#### Tarefas do exercício
(1) No trecho sobre restingas e áreas de preservação permanente, explique por que o texto rejeita a leitura de que toda a faixa de 300 m a partir da preamar máxima em restinga seria área de preservação permanente. Responda em uma a três frases.
(2) Dê continuidade ao trecho sobre restingas e áreas de preservação permanente a partir do ponto em que ele termina.

#### Trecho apresentado
====================

VIII – restinga: depósito arenoso paralelo a linha da costa, de forma geralmente alongada, produzido por processos de sedimentação, onde se encontram diferentes comunidades que recebem influência marinha, também consideradas comunidades edáficas por dependerem mais da natureza do substrato do que do clima. A cobertura vegetal nas restingas ocorrem mosaico, e encontra-se em praias, cordões arenosos, dunas e depressões, apresentando, de acordo com o estágio sucessional, estrato herbáceo, arbustivos e abóreo, este último mais interiorizado;


Art. 3º Constitui Área de Preservação Permanente a área situada:


(…)


IX – nas restingas:


a) em faixa mínima de trezentos metros, medidos a partir da linha de preamar máxima;


b) em qualquer localização ou extensão, quando recoberta por vegetação com função fixadora de dunas ou estabilizadora de mangues;”


Da leitura do texto da Resolução, poder-se-ia chegar à conclusão de que, por força da Resolução CONAMA n° 303/2002, toda a faixa de 300 m (trezentos metros) contados a partir da linha da preamar máxima (atual), situada em áreas de restinga, é considerada como área de preservação permanente. Esse entendimento, porém, extrapola os critérios definidos na Lei 4.771/65, que servem de baliza para o exercício do poder regulamentar do CONAMA.


Para o Código Florestal, a vegetação localizada em área de restinga é considerada área de preservação permanente pelo só efeito da lei quando exerce a função de fixar dunas ou estabilizar mangues. A lei vincula a função exercida pela vegetação para determinar a incidência da norma insculpida no art. 2° e as decorrentes limitações. Se a vegetação em área de restinga não exerce, não exerceu e não poderá exercer essa função, em razão da ausência de dunas ou mangues em sua proximidade, a sua área de ocorrência não pode ser considerada como de preservação permanente legal. Por certo, a área pode vir a ser reconhecida como de preservação permanente por ato do Poder Público, nos moldes no art. 3° da Lei 4.771/65. Se não foi editado o ato formal de reconhecimento da área de ocorrência da vegetação da restinga como APP, sobre ela não incidem as competentes limitações administrativas.


Por conseguinte, só é considerada como área de preservação permanente a faixa de 300 m (trezentos metros) da linha da preamar máxima em área de restinga cuja vegetação exerça, tenha exercido ou possa exercer a função de fixadora de duna ou estabilizadora de mangues. Se, para exercer essas funções, for necessário preservar uma faixa superior a 300 m (trezentos metros), deverá ser observada a alínea b) do inciso IX do art. 3°.


Em diversos julgados, o Supremo Tribunal Federal reconhece a legalidade do exercício do poder regulamentar por órgãos do Poder Executivo, que, por meio dos regulamentos, viabilizam a execução das leis e fornecem os critérios de natureza eminentemente técnica e que sofrem freqüentes alterações para alcançar os efeitos desejados pelo legislador.

====================

#### Dados fornecidos

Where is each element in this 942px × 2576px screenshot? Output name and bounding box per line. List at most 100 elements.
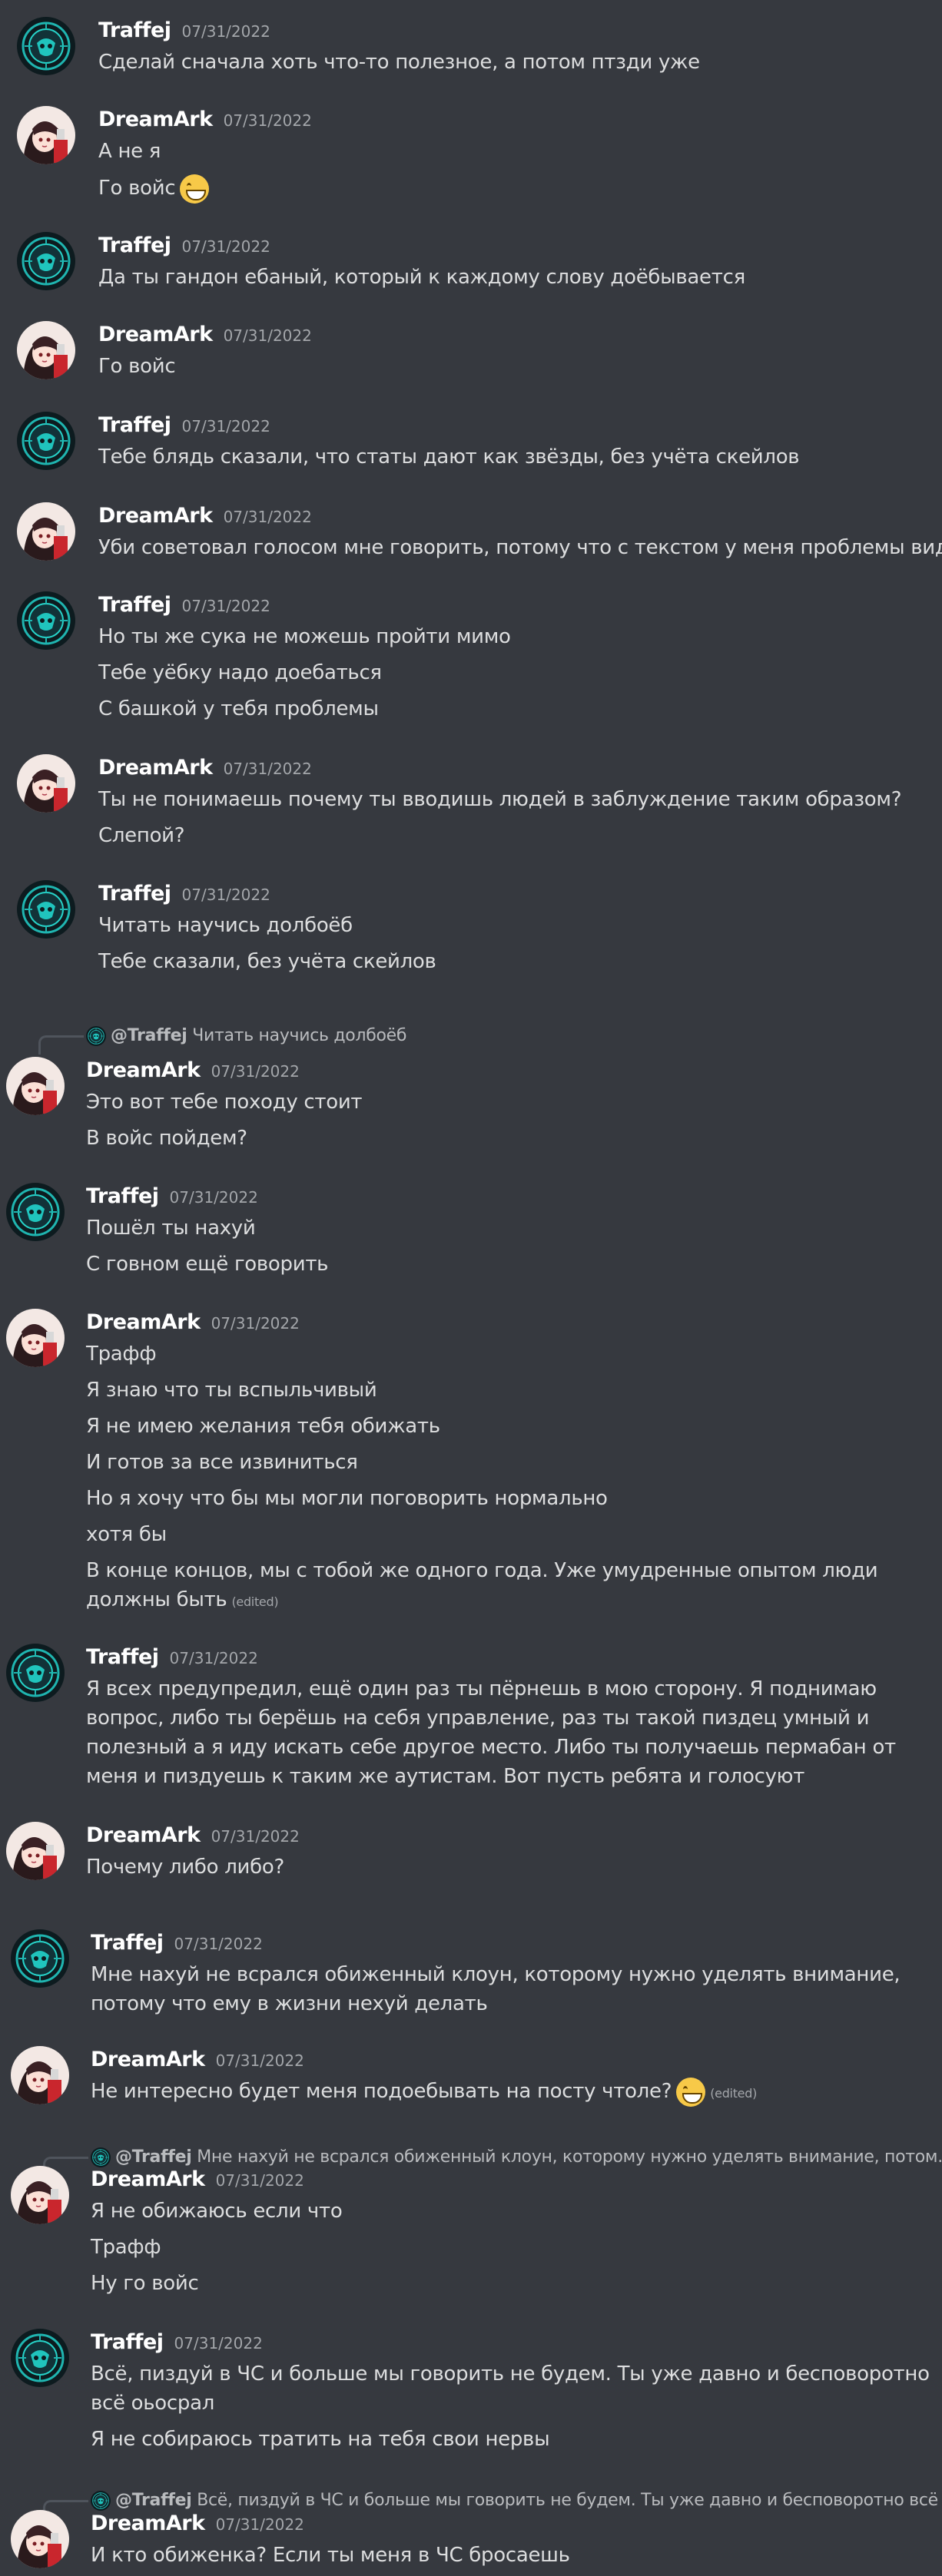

====================

#### Respostas
(1) Segundo o texto, essa leitura extrapola os critérios da Lei 4.771/65, que balizam o poder regulamentar do CONAMA. Pelo Código Florestal, a vegetação de restinga só é área de preservação permanente por força da lei quando fixa dunas ou estabiliza mangues. Sem essa função, a área só pode ser considerada de preservação permanente por ato formal do Poder Público, nos moldes do art. 3° da lei.

(2)
No julgamento da Ação Direta de Inconstitucionalidade n° 3.540-1, o STF reconheceu expressamente a legalidade da delegação legislativa operada pela MP 2.166-67, que conferiu ao CONAMA o poder-dever de definir critérios para o reconhecimento, por todos os entes da federação, da utilidade pública ou do interesse social para a intervenção em APP[2].


A definição desses critérios precisa, entretanto, respeitar os parâmetros fixados no Código Florestal. A Lei n° 4.771/65 definiu, em seu art. 1°, §2°, II, como de preservação permanente “área protegida nos termos dos arts. 2o e 3o desta Lei, coberta ou não por vegetação nativa, com a função ambiental de preservar os recursos hídricos, a paisagem, a estabilidade geológica, a biodiversidade, o fluxo gênico de fauna e flora, proteger o solo e assegurar o bem-estar das populações humanas”. Especificamente no caso das áreas de preservação permanente legais, previstas no art. 2°, a Lei não delegou competência ao CONAMA para ampliar as hipóteses de incidência da norma.


Se o CONAMA não tem competência para inovar no ordenamento jurídico por meio da criação de nova hipótese de APP legal, a única interpretação viável do art. 3°, IX da Resolução n° 303/2002 é no sentido de que a faixa de 300 m (trezentos metros), em área de restinga, só é APP se exercer a função de fixar dunas ou estabilizar manguezais. Nessa toada, se a área técnica afastou a caracterização da área nos termos do art. 2°, alínea “f”, da Lei 4.771/65, em tese, não poderá enquadrá-la no art. 3°, IX, da Resolução n° 303/2002, pois esta norma deve ser interpretada em harmonia com a lei federal que deu origem ao regulamento.


Nesse contexto, é importante destacar alguns princípios estruturantes que regem as relações entre leis e regulamentos no ordenamento jurídico brasileiro[3]:


“O princípio da hierarquia é o principal inspirador de um ordenamento piramidal, e basicamente significa que os atos normativos não têm todos a mesma hierarquia. Segundo esse princípio, as normas jurídicas de cada fonte de direito não se situam no plano horizontal, mas vertical. É o princípio da hierarquia que fundamenta a preferência da lei (…), sendo que a norma hierarquicamente superior fundamenta duas modalidades de preferência: “(1) preferência de validade, tornando nulas as normas anteriores contrárias (…) e servindo de limite jurídico às normas posteriores também em contradição a elas; (2) preferência de aplicação, porque mesmo não aniquilando a validade da norma contrária, ela deverá ser aplicada no caso concreto com a conseqüente desaplicação da norma inferior.”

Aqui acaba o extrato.